- 原文 -
この新しい流れが全く読めず、逆送しているのが麻生政権である。麻生緊急訪米が空振りに終わったのも、自業自得であった。
日本外交のリセットが求められているだけに、次期首班がほぼ確実な小沢・民主党代表の外交政策、特に対北朝鮮政策が内外から注目されるのである。
小沢代表の米軍削減発言が、北朝鮮との関係正常化で日朝間の緊張を解くとの戦略的な発想に基づくものなら、合理性があり、また、現実的でもある。
自衛隊のイラク派遣、MDやイージス艦配置など一連の軍拡と9条骨抜きの憲法改悪路線は、すべて北朝鮮との緊張関係が口実となった。そのあおりで、ポスト冷戦に伴う防衛費削減も頓挫して財政を圧迫し、国民生活を圧迫している。
逆周りの時計の針を元に戻し、余計な外交的経済的な負担を無くすには、日朝関係改善が不可欠である。
幸いにして、オバマ大統領も施政演説で軍事費削減を明確にし、北朝鮮との国交正常化を視野に入れている。
小沢代表がそこまで視野に入れているとするなら、先見の明があると言うべきである。
しかし、90年の湾岸戦争当時に自民党幹事長としてペルシャ湾に自衛隊を派遣しようとした小沢代表に対しては、「そのころから変わっていない」(野中広務・毎日新聞2・27夕刊)という根強い批判がある。
そこから、米軍削減発言は自衛隊の増強を示唆したとの懸念が一部から起きている。

- 設問 -
1. 原文の「自衛隊のイラク派遣、MDやイ」から「交正常化を視野に入れている。」までを書き写してください。
2. 原文によると、オバマ大統領は施政演説で何を明確にしましたか？
3. 原文では、日朝関係改善が不可欠だとされているのはなぜですか？1〜3文で説明してください。
このあとの行は、上の原文とは無関係です。

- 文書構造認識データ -
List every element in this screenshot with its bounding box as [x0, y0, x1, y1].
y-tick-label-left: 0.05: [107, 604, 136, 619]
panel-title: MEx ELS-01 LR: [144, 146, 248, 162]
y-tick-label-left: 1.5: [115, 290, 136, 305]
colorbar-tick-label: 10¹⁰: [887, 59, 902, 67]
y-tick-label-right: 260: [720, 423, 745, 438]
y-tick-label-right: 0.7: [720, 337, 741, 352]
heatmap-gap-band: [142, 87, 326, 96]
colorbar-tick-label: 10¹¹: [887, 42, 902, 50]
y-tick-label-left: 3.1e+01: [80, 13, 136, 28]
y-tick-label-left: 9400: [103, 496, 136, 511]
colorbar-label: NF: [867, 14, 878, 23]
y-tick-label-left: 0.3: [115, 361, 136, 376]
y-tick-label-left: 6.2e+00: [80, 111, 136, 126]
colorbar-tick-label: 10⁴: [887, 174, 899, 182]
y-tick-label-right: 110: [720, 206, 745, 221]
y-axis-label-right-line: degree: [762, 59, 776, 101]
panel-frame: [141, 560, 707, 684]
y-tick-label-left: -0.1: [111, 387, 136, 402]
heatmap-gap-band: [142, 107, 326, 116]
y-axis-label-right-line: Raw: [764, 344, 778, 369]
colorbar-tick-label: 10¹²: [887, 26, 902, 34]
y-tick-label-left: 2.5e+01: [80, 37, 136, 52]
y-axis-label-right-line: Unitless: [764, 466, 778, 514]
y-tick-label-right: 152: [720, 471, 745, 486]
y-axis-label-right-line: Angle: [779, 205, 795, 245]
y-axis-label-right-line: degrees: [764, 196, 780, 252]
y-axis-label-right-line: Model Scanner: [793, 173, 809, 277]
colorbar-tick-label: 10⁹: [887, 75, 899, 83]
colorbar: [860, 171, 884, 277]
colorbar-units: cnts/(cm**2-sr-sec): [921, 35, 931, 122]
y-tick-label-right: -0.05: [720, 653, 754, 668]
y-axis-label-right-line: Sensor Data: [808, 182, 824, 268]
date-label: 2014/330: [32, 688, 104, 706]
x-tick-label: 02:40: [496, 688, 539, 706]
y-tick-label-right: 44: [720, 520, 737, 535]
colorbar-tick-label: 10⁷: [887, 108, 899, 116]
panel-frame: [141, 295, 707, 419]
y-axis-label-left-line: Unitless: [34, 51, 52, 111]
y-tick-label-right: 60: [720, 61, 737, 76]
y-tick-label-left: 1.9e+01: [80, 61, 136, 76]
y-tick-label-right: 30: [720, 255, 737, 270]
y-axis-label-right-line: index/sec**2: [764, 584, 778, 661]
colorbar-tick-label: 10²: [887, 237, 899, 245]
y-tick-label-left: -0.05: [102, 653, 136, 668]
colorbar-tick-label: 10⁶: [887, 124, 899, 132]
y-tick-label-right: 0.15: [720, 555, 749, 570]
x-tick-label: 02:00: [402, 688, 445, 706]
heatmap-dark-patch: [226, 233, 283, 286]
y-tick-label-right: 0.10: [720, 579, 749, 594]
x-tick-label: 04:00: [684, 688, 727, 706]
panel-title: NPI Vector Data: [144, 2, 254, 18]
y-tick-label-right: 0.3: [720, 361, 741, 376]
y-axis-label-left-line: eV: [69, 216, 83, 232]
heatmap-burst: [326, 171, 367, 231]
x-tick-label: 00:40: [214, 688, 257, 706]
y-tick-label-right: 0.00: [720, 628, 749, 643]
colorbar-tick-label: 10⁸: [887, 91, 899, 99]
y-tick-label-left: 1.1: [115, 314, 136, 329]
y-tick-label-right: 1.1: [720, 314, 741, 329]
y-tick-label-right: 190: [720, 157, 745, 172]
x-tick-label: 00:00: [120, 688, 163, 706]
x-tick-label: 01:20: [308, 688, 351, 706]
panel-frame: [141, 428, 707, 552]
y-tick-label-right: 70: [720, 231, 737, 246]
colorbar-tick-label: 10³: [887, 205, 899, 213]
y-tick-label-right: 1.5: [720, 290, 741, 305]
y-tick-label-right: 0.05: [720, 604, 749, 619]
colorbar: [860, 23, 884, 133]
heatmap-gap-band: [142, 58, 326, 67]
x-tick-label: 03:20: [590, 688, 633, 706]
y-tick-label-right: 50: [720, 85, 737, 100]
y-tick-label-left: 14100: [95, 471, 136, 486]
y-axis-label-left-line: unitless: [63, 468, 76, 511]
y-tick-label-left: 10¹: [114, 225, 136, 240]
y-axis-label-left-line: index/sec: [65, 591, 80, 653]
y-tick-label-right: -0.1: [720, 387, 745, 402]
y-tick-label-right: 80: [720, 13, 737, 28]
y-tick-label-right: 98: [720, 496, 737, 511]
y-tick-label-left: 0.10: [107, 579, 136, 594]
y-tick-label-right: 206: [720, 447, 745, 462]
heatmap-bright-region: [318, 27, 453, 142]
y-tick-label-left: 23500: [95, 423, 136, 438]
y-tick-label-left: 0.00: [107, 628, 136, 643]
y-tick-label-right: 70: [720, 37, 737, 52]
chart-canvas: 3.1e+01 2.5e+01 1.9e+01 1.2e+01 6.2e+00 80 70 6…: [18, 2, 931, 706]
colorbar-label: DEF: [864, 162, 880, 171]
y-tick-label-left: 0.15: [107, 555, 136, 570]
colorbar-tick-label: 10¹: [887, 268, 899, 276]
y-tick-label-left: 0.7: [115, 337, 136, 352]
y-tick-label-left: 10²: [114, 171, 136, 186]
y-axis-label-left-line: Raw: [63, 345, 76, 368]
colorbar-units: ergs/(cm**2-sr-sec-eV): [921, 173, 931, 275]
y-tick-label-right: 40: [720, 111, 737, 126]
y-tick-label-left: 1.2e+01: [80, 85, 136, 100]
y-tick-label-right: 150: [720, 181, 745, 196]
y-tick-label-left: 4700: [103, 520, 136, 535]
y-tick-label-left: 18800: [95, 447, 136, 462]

- 解答例 -
1.
自衛隊のイラク派遣、MDやイージス艦配置など一連の軍拡と9条骨抜きの憲法改悪路線は、すべて北朝鮮との緊張関係が口実となった。そのあおりで、ポスト冷戦に伴う防衛費削減も頓挫して財政を圧迫し、国民生活を圧迫している。
逆周りの時計の針を元に戻し、余計な外交的経済的な負担を無くすには、日朝関係改善が不可欠である。
幸いにして、オバマ大統領も施政演説で軍事費削減を明確にし、北朝鮮との国交正常化を視野に入れている。

2. 軍事費削減を明確にしました。

3. 自衛隊のイラク派遣、MDやイージス艦配置などの軍拡と9条骨抜きの憲法改悪路線は、すべて北朝鮮との緊張関係が口実となりました。そのあおりで防衛費削減も頓挫し、財政と国民生活を圧迫しています。こうした余計な外交的経済的負担を無くすには、日朝関係改善が必要だからです。